Entries with figure data:
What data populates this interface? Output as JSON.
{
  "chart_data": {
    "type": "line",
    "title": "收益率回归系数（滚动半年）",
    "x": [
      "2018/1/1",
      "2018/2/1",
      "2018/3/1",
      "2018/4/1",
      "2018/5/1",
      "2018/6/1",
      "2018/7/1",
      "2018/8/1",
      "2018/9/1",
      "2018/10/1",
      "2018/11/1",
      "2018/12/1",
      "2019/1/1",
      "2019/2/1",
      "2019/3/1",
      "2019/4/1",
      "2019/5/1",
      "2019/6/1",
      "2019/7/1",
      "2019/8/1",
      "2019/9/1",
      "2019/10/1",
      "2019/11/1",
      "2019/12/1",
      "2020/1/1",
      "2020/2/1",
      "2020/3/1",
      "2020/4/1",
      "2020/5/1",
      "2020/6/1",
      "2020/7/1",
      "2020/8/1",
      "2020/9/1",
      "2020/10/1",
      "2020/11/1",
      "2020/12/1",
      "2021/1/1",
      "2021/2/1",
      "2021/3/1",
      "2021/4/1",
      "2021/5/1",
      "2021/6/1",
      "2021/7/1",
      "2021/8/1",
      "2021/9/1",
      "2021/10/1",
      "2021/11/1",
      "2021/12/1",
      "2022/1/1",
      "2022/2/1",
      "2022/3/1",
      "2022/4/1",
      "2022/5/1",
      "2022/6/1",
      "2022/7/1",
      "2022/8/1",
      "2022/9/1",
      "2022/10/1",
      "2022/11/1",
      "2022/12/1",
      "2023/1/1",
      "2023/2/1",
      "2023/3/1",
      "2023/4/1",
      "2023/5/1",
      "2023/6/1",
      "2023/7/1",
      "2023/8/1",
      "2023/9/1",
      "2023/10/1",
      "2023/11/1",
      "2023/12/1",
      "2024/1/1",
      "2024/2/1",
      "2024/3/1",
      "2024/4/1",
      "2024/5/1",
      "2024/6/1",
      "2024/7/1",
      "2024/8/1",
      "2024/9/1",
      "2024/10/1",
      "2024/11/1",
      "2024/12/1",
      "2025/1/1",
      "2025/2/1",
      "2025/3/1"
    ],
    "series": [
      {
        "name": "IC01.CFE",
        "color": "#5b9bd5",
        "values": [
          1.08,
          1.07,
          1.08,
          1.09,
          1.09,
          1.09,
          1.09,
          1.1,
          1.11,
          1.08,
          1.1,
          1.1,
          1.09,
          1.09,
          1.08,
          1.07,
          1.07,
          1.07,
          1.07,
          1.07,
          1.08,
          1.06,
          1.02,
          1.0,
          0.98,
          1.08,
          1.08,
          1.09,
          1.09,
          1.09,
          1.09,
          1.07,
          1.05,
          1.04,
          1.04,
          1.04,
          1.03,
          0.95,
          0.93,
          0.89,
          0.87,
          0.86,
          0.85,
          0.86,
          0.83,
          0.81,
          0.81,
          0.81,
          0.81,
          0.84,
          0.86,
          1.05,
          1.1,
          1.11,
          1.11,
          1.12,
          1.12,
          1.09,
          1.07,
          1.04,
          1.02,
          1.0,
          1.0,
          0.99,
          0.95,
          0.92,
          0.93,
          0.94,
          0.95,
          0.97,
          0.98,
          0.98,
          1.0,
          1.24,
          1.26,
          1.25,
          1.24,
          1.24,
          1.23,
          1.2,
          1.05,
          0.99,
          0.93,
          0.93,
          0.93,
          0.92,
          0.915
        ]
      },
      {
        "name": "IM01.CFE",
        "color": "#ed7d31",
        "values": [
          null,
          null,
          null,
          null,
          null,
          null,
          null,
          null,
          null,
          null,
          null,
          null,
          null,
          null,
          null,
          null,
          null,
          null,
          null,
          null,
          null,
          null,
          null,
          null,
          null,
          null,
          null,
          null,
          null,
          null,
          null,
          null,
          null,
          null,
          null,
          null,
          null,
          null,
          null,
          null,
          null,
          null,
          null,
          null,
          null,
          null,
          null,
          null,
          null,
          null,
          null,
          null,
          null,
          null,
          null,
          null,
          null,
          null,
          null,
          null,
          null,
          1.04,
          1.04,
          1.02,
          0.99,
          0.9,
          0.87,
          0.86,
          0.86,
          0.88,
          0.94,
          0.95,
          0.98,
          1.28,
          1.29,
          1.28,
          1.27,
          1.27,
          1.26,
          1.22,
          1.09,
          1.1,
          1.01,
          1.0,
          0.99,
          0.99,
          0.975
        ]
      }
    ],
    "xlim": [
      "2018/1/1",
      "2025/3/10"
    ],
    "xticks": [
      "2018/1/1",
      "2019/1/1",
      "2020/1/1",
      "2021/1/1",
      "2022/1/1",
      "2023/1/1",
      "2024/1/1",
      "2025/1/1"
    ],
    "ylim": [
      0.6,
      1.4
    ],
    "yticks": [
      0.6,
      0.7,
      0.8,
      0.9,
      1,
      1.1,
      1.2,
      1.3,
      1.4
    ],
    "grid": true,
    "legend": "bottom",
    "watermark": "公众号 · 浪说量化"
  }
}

• **Exercise description**:
Each record must be repeated exactly as it is.

• **Exercise response**:
What data populates this interface? Output as JSON.
{
  "chart_data": {
    "type": "line",
    "title": "收益率回归系数（滚动半年）",
    "x": [
      "2018/1/1",
      "2018/2/1",
      "2018/3/1",
      "2018/4/1",
      "2018/5/1",
      "2018/6/1",
      "2018/7/1",
      "2018/8/1",
      "2018/9/1",
      "2018/10/1",
      "2018/11/1",
      "2018/12/1",
      "2019/1/1",
      "2019/2/1",
      "2019/3/1",
      "2019/4/1",
      "2019/5/1",
      "2019/6/1",
      "2019/7/1",
      "2019/8/1",
      "2019/9/1",
      "2019/10/1",
      "2019/11/1",
      "2019/12/1",
      "2020/1/1",
      "2020/2/1",
      "2020/3/1",
      "2020/4/1",
      "2020/5/1",
      "2020/6/1",
      "2020/7/1",
      "2020/8/1",
      "2020/9/1",
      "2020/10/1",
      "2020/11/1",
      "2020/12/1",
      "2021/1/1",
      "2021/2/1",
      "2021/3/1",
      "2021/4/1",
      "2021/5/1",
      "2021/6/1",
      "2021/7/1",
      "2021/8/1",
      "2021/9/1",
      "2021/10/1",
      "2021/11/1",
      "2021/12/1",
      "2022/1/1",
      "2022/2/1",
      "2022/3/1",
      "2022/4/1",
      "2022/5/1",
      "2022/6/1",
      "2022/7/1",
      "2022/8/1",
      "2022/9/1",
      "2022/10/1",
      "2022/11/1",
      "2022/12/1",
      "2023/1/1",
      "2023/2/1",
      "2023/3/1",
      "2023/4/1",
      "2023/5/1",
      "2023/6/1",
      "2023/7/1",
      "2023/8/1",
      "2023/9/1",
      "2023/10/1",
      "2023/11/1",
      "2023/12/1",
      "2024/1/1",
      "2024/2/1",
      "2024/3/1",
      "2024/4/1",
      "2024/5/1",
      "2024/6/1",
      "2024/7/1",
      "2024/8/1",
      "2024/9/1",
      "2024/10/1",
      "2024/11/1",
      "2024/12/1",
      "2025/1/1",
      "2025/2/1",
      "2025/3/1"
    ],
    "series": [
      {
        "name": "IC01.CFE",
        "color": "#5b9bd5",
        "values": [
          1.08,
          1.07,
          1.08,
          1.09,
          1.09,
          1.09,
          1.09,
          1.1,
          1.11,
          1.08,
          1.1,
          1.1,
          1.09,
          1.09,
          1.08,
          1.07,
          1.07,
          1.07,
          1.07,
          1.07,
          1.08,
          1.06,
          1.02,
          1.0,
          0.98,
          1.08,
          1.08,
          1.09,
          1.09,
          1.09,
          1.09,
          1.07,
          1.05,
          1.04,
          1.04,
          1.04,
          1.03,
          0.95,
          0.93,
          0.89,
          0.87,
          0.86,
          0.85,
          0.86,
          0.83,
          0.81,
          0.81,
          0.81,
          0.81,
          0.84,
          0.86,
          1.05,
          1.1,
          1.11,
          1.11,
          1.12,
          1.12,
          1.09,
          1.07,
          1.04,
          1.02,
          1.0,
          1.0,
          0.99,
          0.95,
          0.92,
          0.93,
          0.94,
          0.95,
          0.97,
          0.98,
          0.98,
          1.0,
          1.24,
          1.26,
          1.25,
          1.24,
          1.24,
          1.23,
          1.2,
          1.05,
          0.99,
          0.93,
          0.93,
          0.93,
          0.92,
          0.915
        ]
      },
      {
        "name": "IM01.CFE",
        "color": "#ed7d31",
        "values": [
          null,
          null,
          null,
          null,
          null,
          null,
          null,
          null,
          null,
          null,
          null,
          null,
          null,
          null,
          null,
          null,
          null,
          null,
          null,
          null,
          null,
          null,
          null,
          null,
          null,
          null,
          null,
          null,
          null,
          null,
          null,
          null,
          null,
          null,
          null,
          null,
          null,
          null,
          null,
          null,
          null,
          null,
          null,
          null,
          null,
          null,
          null,
          null,
          null,
          null,
          null,
          null,
          null,
          null,
          null,
          null,
          null,
          null,
          null,
          null,
          null,
          1.04,
          1.04,
          1.02,
          0.99,
          0.9,
          0.87,
          0.86,
          0.86,
          0.88,
          0.94,
          0.95,
          0.98,
          1.28,
          1.29,
          1.28,
          1.27,
          1.27,
          1.26,
          1.22,
          1.09,
          1.1,
          1.01,
          1.0,
          0.99,
          0.99,
          0.975
        ]
      }
    ],
    "xlim": [
      "2018/1/1",
      "2025/3/10"
    ],
    "xticks": [
      "2018/1/1",
      "2019/1/1",
      "2020/1/1",
      "2021/1/1",
      "2022/1/1",
      "2023/1/1",
      "2024/1/1",
      "2025/1/1"
    ],
    "ylim": [
      0.6,
      1.4
    ],
    "yticks": [
      0.6,
      0.7,
      0.8,
      0.9,
      1,
      1.1,
      1.2,
      1.3,
      1.4
    ],
    "grid": true,
    "legend": "bottom",
    "watermark": "公众号 · 浪说量化"
  }
}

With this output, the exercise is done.